* **BRANO FORNITO**:
Nel giorno della festa liturgica del Papa che guidò il maggior numero di sinodi della contemporaneità, rileggiamo le sue parole.

Il cardinale Karol Wojtyła in uno dei Circoli minori al Sinodo |  | Laici.va Il cardinale Karol Wojtyła in uno dei Circoli minori al Sinodo | | Laici.va

Quando nel 2001 la Assemblea sinodale guidata da San Giovanni Paolo II mise al centro delle riflessione "Il vescovo servitore del Vangelo di Gesù Cristo per la speranza del mondo" si poteva dire che fosse una tappa del cammino iniziato con il Concilio e proseguito con l’Apostolos suos. Al termine dei lavori nella relazione finale, l'allora cardinale Bergoglio lascia aperto un interrogativo: “Oltre al rapporto giuridico di comunione gerarchica, come si potrà incoraggiare la collegialità affettiva e più ancora il vincolo di comunione fra i vescovi in quanto successori degli apostoli e il Successore di Pietro? Quali iniziative si potranno prendere per rafforzare questi legami di carità e perché tale comunione si manifesti meglio a tutti, credenti e non credenti, in tutto il mondo?”

* **CONSEGNA 1**:
Trascrivi integralmente il brano sul Sinodo dei vescovi del 2001, senza alcuna modifica.
Il brano e le voci sono indipendenti l'uno dalle altre.

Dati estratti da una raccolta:

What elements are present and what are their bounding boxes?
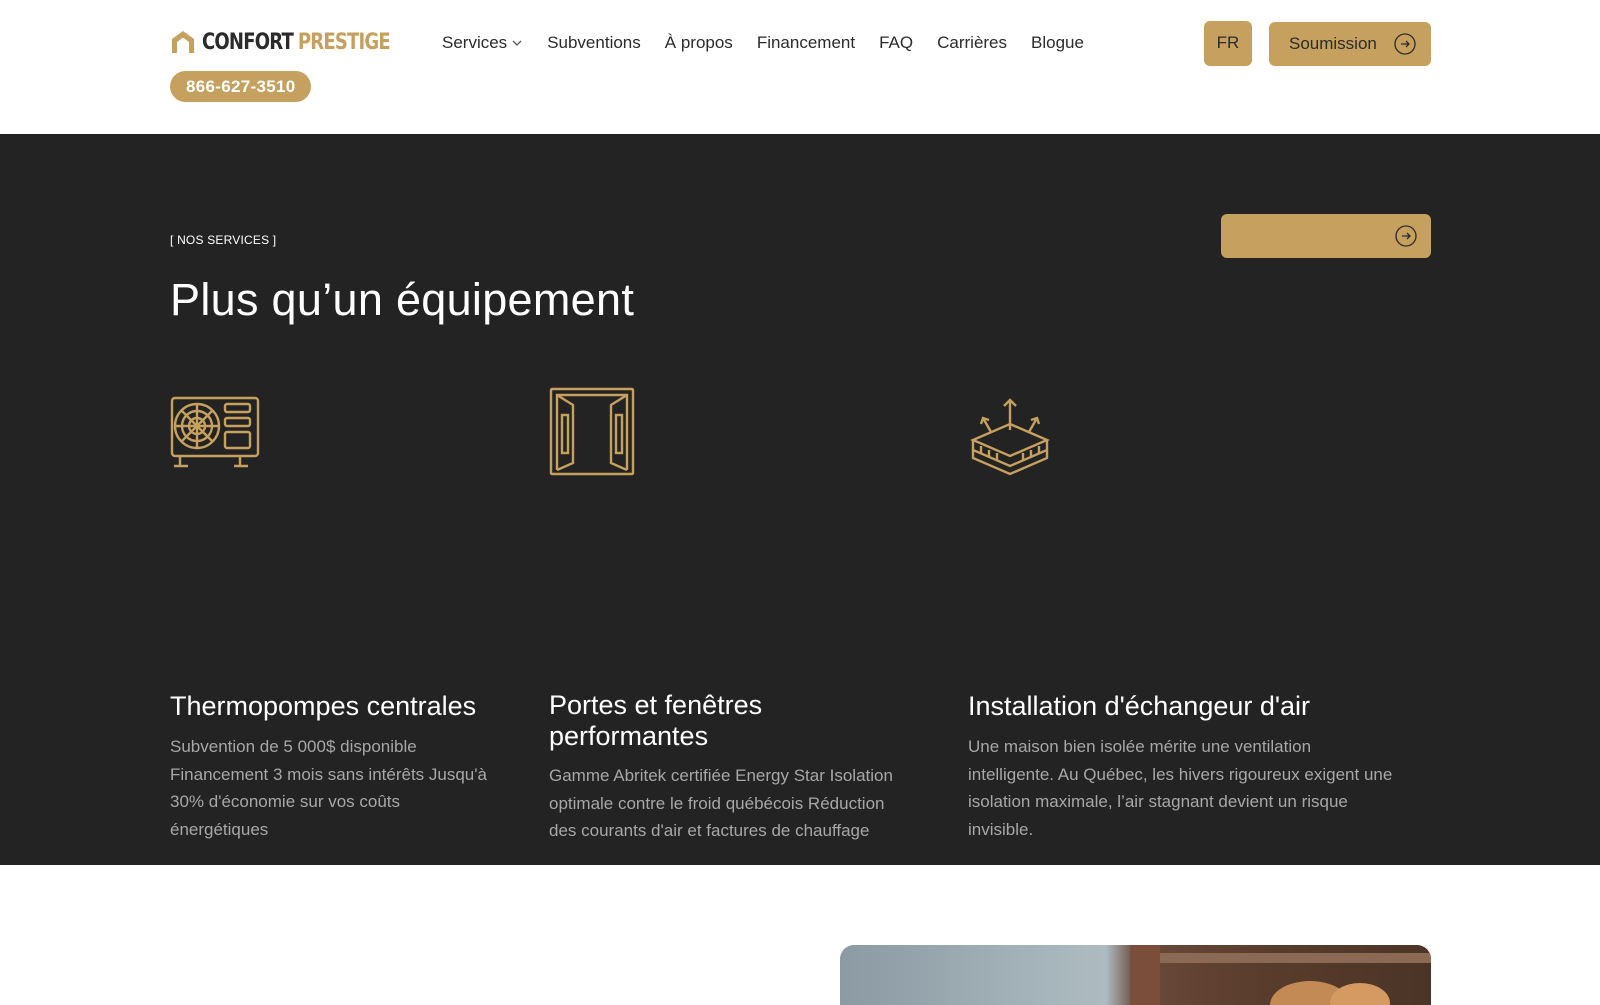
- site-header: CONFORT PRESTIGE 866-627-3510 Services S…: [0, 0, 1600, 134]
- link-label: Portes & fenêtres Abritek: [549, 896, 753, 915]
- title-line: Portes et fenêtres: [549, 690, 763, 720]
- nav-item-subventions[interactable]: Subventions: [547, 33, 641, 53]
- description-line: des courants d'air et factures de chauff…: [549, 821, 870, 840]
- chevron-down-icon: [512, 40, 522, 46]
- arrow-right-icon: [1104, 897, 1125, 911]
- description-line: isolation maximale, l’air stagnant devie…: [968, 792, 1348, 811]
- quote-button-label: Soumission: [1289, 34, 1377, 53]
- door-window-icon: [549, 387, 635, 476]
- nav-label: Financement: [756, 33, 856, 52]
- nav-item-faq[interactable]: FAQ: [879, 33, 913, 53]
- nav-label: Blogue: [1031, 33, 1084, 52]
- language-button[interactable]: FR: [1204, 21, 1252, 66]
- description-line: énergétiques: [170, 819, 269, 839]
- service-link-air-exchanger[interactable]: Échangeur d'air: [968, 894, 1126, 914]
- main-nav: Services Subventions À propos Financemen…: [442, 30, 1108, 56]
- link-label: Avoir une thermopompe: [170, 894, 366, 913]
- nav-item-financement[interactable]: Financement: [757, 33, 855, 53]
- card-title: Portes et fenêtres performantes: [549, 690, 969, 752]
- heat-pump-icon: [170, 396, 260, 468]
- insulation-layers-icon: [969, 398, 1051, 476]
- arrow-right-icon: [374, 897, 395, 911]
- arrow-circle-icon: [1395, 225, 1417, 247]
- services-section: [ NOS SERVICES ] Plus qu’un équipement T…: [0, 134, 1600, 915]
- phone-badge[interactable]: 866-627-3510: [170, 71, 312, 102]
- photo-placeholder: [840, 945, 1431, 1005]
- house-logo-icon: [172, 31, 194, 53]
- description-line: intelligente. Au Québec, les hivers rigo…: [968, 764, 1393, 784]
- link-label: Échangeur d'air: [968, 894, 1096, 913]
- arrow-circle-icon: [1394, 33, 1416, 55]
- card-description: Une maison bien isolée mérite une ventil…: [968, 733, 1438, 843]
- service-link-doors-windows[interactable]: Portes & fenêtres Abritek: [549, 896, 782, 916]
- nav-item-blogue[interactable]: Blogue: [1031, 33, 1084, 53]
- description-line: 30% d'économie sur vos coûts: [170, 792, 401, 811]
- section-eyebrow: [ NOS SERVICES ]: [170, 233, 277, 247]
- nav-item-carrieres[interactable]: Carrières: [937, 33, 1007, 53]
- quote-button[interactable]: Soumission: [1269, 22, 1431, 66]
- nav-item-a-propos[interactable]: À propos: [665, 33, 733, 53]
- nav-label: Subventions: [547, 33, 641, 52]
- worker-photo: [840, 945, 1431, 1005]
- card-title: Installation d'échangeur d'air: [968, 691, 1311, 721]
- logo-word-1: CONFORT: [202, 29, 294, 55]
- nav-label: Services: [442, 33, 508, 52]
- card-description: Gamme Abritek certifiée Energy Star Isol…: [549, 762, 939, 845]
- card-title: Thermopompes centrales: [170, 691, 477, 721]
- service-link-heat-pump[interactable]: Avoir une thermopompe: [170, 894, 396, 914]
- nav-label: Carrières: [937, 33, 1008, 52]
- nav-label: À propos: [664, 33, 733, 52]
- logo[interactable]: CONFORT PRESTIGE: [170, 27, 431, 57]
- description-line: optimale contre le froid québécois Réduc…: [549, 793, 885, 813]
- logo-text: CONFORT PRESTIGE: [202, 29, 391, 55]
- arrow-right-icon: [761, 899, 782, 913]
- section-title: Plus qu’un équipement: [170, 274, 635, 325]
- card-description: Subvention de 5 000$ disponible Financem…: [170, 733, 520, 843]
- nav-label: FAQ: [879, 33, 914, 52]
- section-action-button[interactable]: [1221, 214, 1431, 258]
- description-line: Une maison bien isolée mérite une ventil…: [968, 737, 1312, 756]
- description-line: Subvention de 5 000$ disponible: [170, 737, 417, 756]
- description-line: Gamme Abritek certifiée Energy Star Isol…: [549, 766, 893, 785]
- title-line: performantes: [549, 721, 709, 751]
- description-line: Financement 3 mois sans intérêts Jusqu'à: [170, 764, 487, 784]
- logo-word-2: PRESTIGE: [297, 29, 391, 55]
- nav-item-services[interactable]: Services: [442, 33, 523, 53]
- description-line: invisible.: [968, 819, 1034, 839]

* **CONSEGNA 2**:
Nelle voci, dalla riga che contiene "- site-header: CONFORT" fino alla riga che contiene "- service-link-air-exchanger[interactable]: Échangeur" compresa, sostituisci "Soumission" con "Devis" lasciando invariato tutto il resto. Riporta soltanto queste righe.

* **RISULTATO COMPLETO 1**:
Nel giorno della festa liturgica del Papa che guidò il maggior numero di sinodi della contemporaneità, rileggiamo le sue parole.

Il cardinale Karol Wojtyła in uno dei Circoli minori al Sinodo |  | Laici.va Il cardinale Karol Wojtyła in uno dei Circoli minori al Sinodo | | Laici.va

Quando nel 2001 la Assemblea sinodale guidata da San Giovanni Paolo II mise al centro delle riflessione "Il vescovo servitore del Vangelo di Gesù Cristo per la speranza del mondo" si poteva dire che fosse una tappa del cammino iniziato con il Concilio e proseguito con l’Apostolos suos. Al termine dei lavori nella relazione finale, l'allora cardinale Bergoglio lascia aperto un interrogativo: “Oltre al rapporto giuridico di comunione gerarchica, come si potrà incoraggiare la collegialità affettiva e più ancora il vincolo di comunione fra i vescovi in quanto successori degli apostoli e il Successore di Pietro? Quali iniziative si potranno prendere per rafforzare questi legami di carità e perché tale comunione si manifesti meglio a tutti, credenti e non credenti, in tutto il mondo?”

* **RISULTATO COMPLETO 2**:
- site-header: CONFORT PRESTIGE 866-627-3510 Services S…: [0, 0, 1600, 134]
- link-label: Portes & fenêtres Abritek: [549, 896, 753, 915]
- title-line: Portes et fenêtres: [549, 690, 763, 720]
- nav-item-subventions[interactable]: Subventions: [547, 33, 641, 53]
- description-line: des courants d'air et factures de chauff…: [549, 821, 870, 840]
- chevron-down-icon: [512, 40, 522, 46]
- arrow-right-icon: [1104, 897, 1125, 911]
- description-line: isolation maximale, l’air stagnant devie…: [968, 792, 1348, 811]
- quote-button-label: Devis: [1289, 34, 1377, 53]
- door-window-icon: [549, 387, 635, 476]
- nav-label: Financement: [756, 33, 856, 52]
- nav-item-faq[interactable]: FAQ: [879, 33, 913, 53]
- nav-label: Blogue: [1031, 33, 1084, 52]
- language-button[interactable]: FR: [1204, 21, 1252, 66]
- description-line: énergétiques: [170, 819, 269, 839]
- service-link-air-exchanger[interactable]: Échangeur d'air: [968, 894, 1126, 914]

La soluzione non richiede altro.